*Written problem:* Please reproduce every record, keeping each one exactly as written.
** begin Supplied material **
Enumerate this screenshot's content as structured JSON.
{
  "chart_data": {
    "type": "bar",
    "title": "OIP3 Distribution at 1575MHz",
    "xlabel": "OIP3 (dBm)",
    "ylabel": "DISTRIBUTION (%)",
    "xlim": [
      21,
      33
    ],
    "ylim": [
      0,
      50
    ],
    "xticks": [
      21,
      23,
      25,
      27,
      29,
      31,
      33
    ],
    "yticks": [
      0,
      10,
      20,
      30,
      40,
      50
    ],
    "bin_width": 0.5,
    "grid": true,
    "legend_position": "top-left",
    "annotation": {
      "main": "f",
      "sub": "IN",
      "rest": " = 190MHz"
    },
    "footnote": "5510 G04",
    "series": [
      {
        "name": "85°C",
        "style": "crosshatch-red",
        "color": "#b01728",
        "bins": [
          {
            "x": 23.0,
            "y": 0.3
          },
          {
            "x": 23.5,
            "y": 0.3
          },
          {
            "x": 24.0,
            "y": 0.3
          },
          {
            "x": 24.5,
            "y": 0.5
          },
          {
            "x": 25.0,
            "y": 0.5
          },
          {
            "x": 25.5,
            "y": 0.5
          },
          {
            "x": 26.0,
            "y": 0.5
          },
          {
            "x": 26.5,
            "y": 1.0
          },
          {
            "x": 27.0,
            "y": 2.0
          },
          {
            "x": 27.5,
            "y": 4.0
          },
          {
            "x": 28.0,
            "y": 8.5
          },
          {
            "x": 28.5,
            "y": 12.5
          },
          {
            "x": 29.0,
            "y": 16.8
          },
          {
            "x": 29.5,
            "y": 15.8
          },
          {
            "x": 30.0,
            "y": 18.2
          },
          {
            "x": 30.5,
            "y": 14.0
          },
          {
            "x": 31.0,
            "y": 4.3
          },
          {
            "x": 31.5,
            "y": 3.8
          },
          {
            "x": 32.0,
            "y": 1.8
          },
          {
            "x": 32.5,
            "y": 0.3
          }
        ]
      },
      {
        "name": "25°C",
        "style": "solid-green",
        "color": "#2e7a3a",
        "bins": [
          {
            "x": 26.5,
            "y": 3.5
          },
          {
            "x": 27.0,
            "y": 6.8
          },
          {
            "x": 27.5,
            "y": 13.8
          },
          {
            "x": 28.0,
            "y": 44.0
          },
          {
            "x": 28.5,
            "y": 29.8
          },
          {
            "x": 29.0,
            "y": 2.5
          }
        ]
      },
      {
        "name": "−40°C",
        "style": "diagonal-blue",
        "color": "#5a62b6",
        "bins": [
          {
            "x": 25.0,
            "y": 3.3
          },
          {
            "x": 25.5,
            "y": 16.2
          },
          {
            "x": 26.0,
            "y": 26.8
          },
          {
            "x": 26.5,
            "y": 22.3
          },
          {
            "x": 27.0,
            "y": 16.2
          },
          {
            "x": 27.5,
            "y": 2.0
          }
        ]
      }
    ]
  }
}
** end Supplied material **
*Reply to the exercise:*
Enumerate this screenshot's content as structured JSON.
{
  "chart_data": {
    "type": "bar",
    "title": "OIP3 Distribution at 1575MHz",
    "xlabel": "OIP3 (dBm)",
    "ylabel": "DISTRIBUTION (%)",
    "xlim": [
      21,
      33
    ],
    "ylim": [
      0,
      50
    ],
    "xticks": [
      21,
      23,
      25,
      27,
      29,
      31,
      33
    ],
    "yticks": [
      0,
      10,
      20,
      30,
      40,
      50
    ],
    "bin_width": 0.5,
    "grid": true,
    "legend_position": "top-left",
    "annotation": {
      "main": "f",
      "sub": "IN",
      "rest": " = 190MHz"
    },
    "footnote": "5510 G04",
    "series": [
      {
        "name": "85°C",
        "style": "crosshatch-red",
        "color": "#b01728",
        "bins": [
          {
            "x": 23.0,
            "y": 0.3
          },
          {
            "x": 23.5,
            "y": 0.3
          },
          {
            "x": 24.0,
            "y": 0.3
          },
          {
            "x": 24.5,
            "y": 0.5
          },
          {
            "x": 25.0,
            "y": 0.5
          },
          {
            "x": 25.5,
            "y": 0.5
          },
          {
            "x": 26.0,
            "y": 0.5
          },
          {
            "x": 26.5,
            "y": 1.0
          },
          {
            "x": 27.0,
            "y": 2.0
          },
          {
            "x": 27.5,
            "y": 4.0
          },
          {
            "x": 28.0,
            "y": 8.5
          },
          {
            "x": 28.5,
            "y": 12.5
          },
          {
            "x": 29.0,
            "y": 16.8
          },
          {
            "x": 29.5,
            "y": 15.8
          },
          {
            "x": 30.0,
            "y": 18.2
          },
          {
            "x": 30.5,
            "y": 14.0
          },
          {
            "x": 31.0,
            "y": 4.3
          },
          {
            "x": 31.5,
            "y": 3.8
          },
          {
            "x": 32.0,
            "y": 1.8
          },
          {
            "x": 32.5,
            "y": 0.3
          }
        ]
      },
      {
        "name": "25°C",
        "style": "solid-green",
        "color": "#2e7a3a",
        "bins": [
          {
            "x": 26.5,
            "y": 3.5
          },
          {
            "x": 27.0,
            "y": 6.8
          },
          {
            "x": 27.5,
            "y": 13.8
          },
          {
            "x": 28.0,
            "y": 44.0
          },
          {
            "x": 28.5,
            "y": 29.8
          },
          {
            "x": 29.0,
            "y": 2.5
          }
        ]
      },
      {
        "name": "−40°C",
        "style": "diagonal-blue",
        "color": "#5a62b6",
        "bins": [
          {
            "x": 25.0,
            "y": 3.3
          },
          {
            "x": 25.5,
            "y": 16.2
          },
          {
            "x": 26.0,
            "y": 26.8
          },
          {
            "x": 26.5,
            "y": 22.3
          },
          {
            "x": 27.0,
            "y": 16.2
          },
          {
            "x": 27.5,
            "y": 2.0
          }
        ]
      }
    ]
  }
}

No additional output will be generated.